Find how many lines contain "وقال" and state only that number.

╭─ Dataset rows

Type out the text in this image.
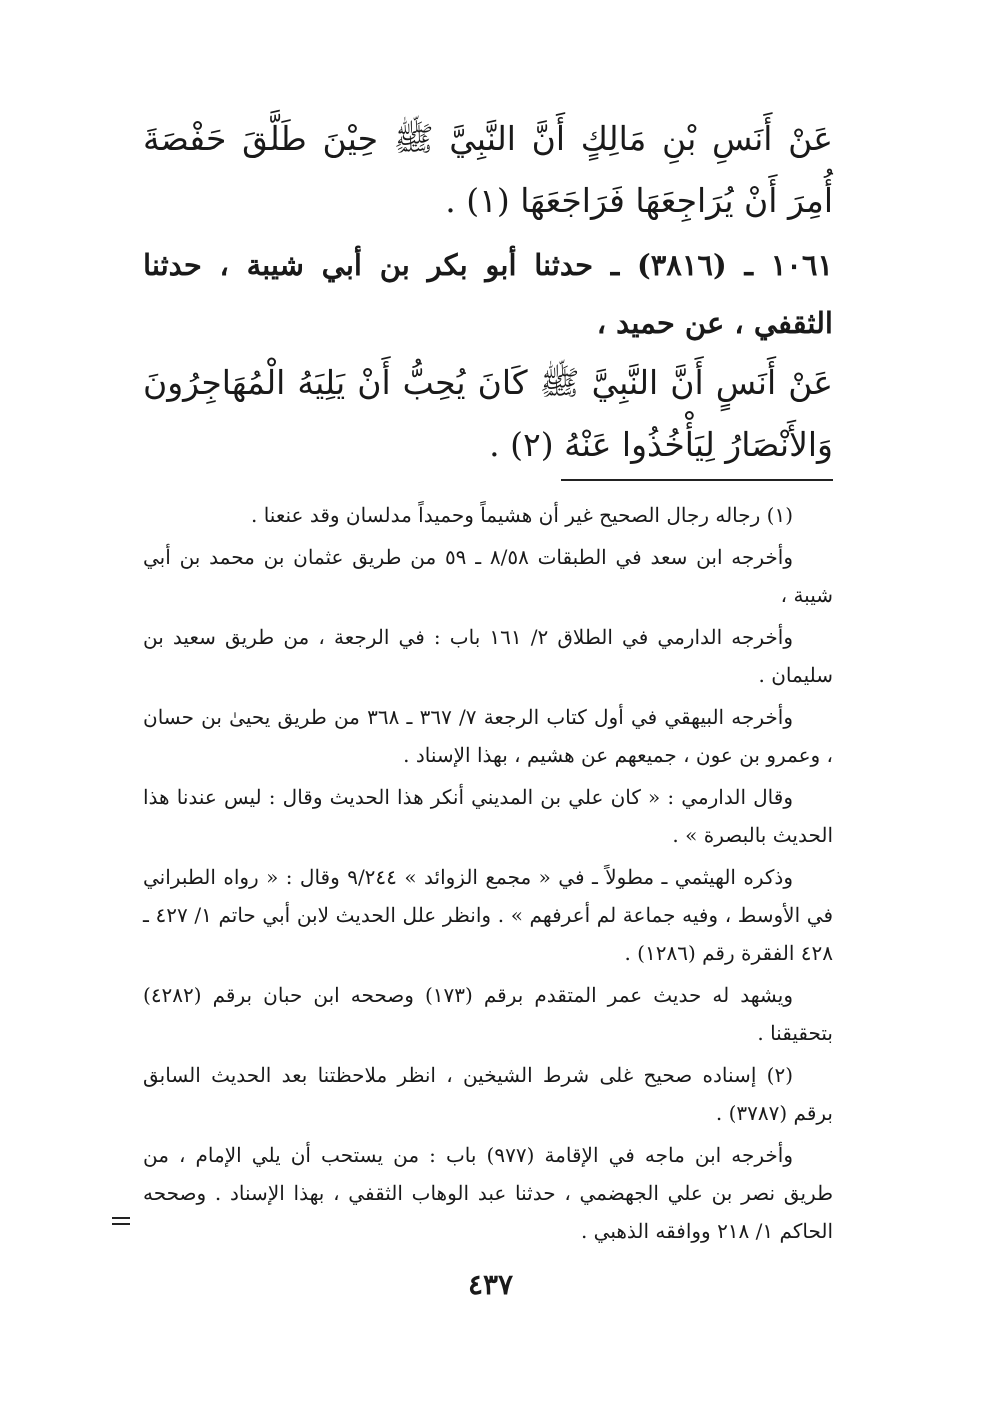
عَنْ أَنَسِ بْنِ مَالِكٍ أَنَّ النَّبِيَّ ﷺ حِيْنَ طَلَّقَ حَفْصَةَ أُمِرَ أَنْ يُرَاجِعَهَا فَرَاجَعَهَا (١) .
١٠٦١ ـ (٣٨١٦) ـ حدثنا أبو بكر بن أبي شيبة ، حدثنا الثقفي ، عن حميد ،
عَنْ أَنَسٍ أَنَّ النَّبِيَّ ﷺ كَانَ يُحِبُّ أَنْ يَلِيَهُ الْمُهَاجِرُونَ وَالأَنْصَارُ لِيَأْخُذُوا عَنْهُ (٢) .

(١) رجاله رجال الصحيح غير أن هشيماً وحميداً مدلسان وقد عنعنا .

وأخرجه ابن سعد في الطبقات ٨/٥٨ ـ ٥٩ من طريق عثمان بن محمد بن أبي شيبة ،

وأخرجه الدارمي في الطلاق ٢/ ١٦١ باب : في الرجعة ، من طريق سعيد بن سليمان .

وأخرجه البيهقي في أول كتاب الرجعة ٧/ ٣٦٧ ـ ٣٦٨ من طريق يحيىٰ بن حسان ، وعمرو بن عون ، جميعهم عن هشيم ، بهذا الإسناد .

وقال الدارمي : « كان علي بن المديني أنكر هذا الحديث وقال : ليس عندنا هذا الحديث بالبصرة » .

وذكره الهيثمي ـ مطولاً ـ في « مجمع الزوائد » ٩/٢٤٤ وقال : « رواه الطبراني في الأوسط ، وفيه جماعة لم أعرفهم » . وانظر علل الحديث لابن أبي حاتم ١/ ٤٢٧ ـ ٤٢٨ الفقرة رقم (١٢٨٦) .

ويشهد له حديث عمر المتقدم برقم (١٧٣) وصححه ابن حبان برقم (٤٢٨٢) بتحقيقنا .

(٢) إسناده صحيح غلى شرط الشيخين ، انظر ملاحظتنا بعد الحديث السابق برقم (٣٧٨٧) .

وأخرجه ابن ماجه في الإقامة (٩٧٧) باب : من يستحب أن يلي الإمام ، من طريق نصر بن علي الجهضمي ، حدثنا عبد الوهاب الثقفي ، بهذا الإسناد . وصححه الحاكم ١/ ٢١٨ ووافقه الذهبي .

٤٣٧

╰─
╭─ Dataset rows

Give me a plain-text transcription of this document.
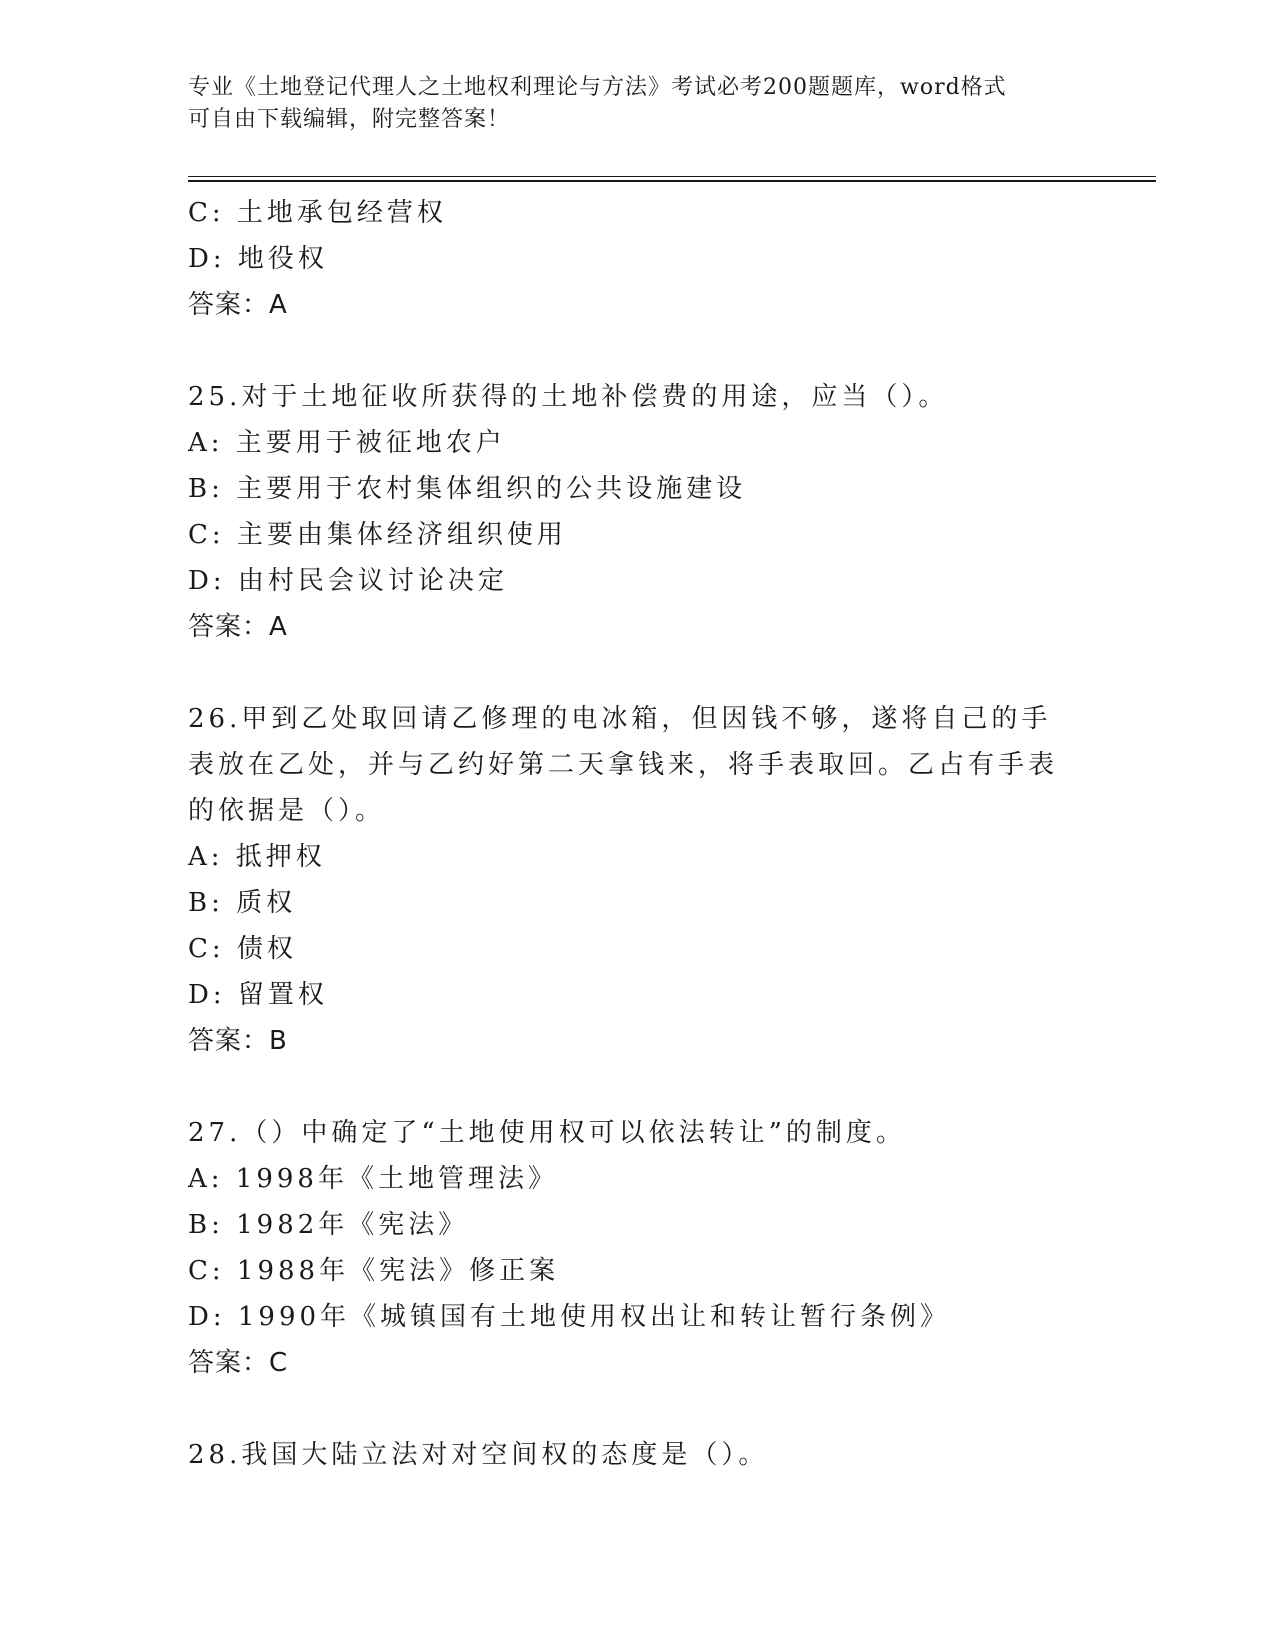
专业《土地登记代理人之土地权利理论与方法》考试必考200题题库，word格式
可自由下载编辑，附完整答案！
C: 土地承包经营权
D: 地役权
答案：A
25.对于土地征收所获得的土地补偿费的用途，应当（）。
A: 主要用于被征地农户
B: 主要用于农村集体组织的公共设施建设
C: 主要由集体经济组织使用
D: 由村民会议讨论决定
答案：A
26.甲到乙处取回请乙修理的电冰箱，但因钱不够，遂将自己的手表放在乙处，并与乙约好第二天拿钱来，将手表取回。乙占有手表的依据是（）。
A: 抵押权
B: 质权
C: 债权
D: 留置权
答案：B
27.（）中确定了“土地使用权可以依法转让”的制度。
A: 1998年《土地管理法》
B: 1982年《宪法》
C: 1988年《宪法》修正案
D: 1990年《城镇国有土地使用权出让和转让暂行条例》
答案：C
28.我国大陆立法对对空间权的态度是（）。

╰─

§ **Solution below**
2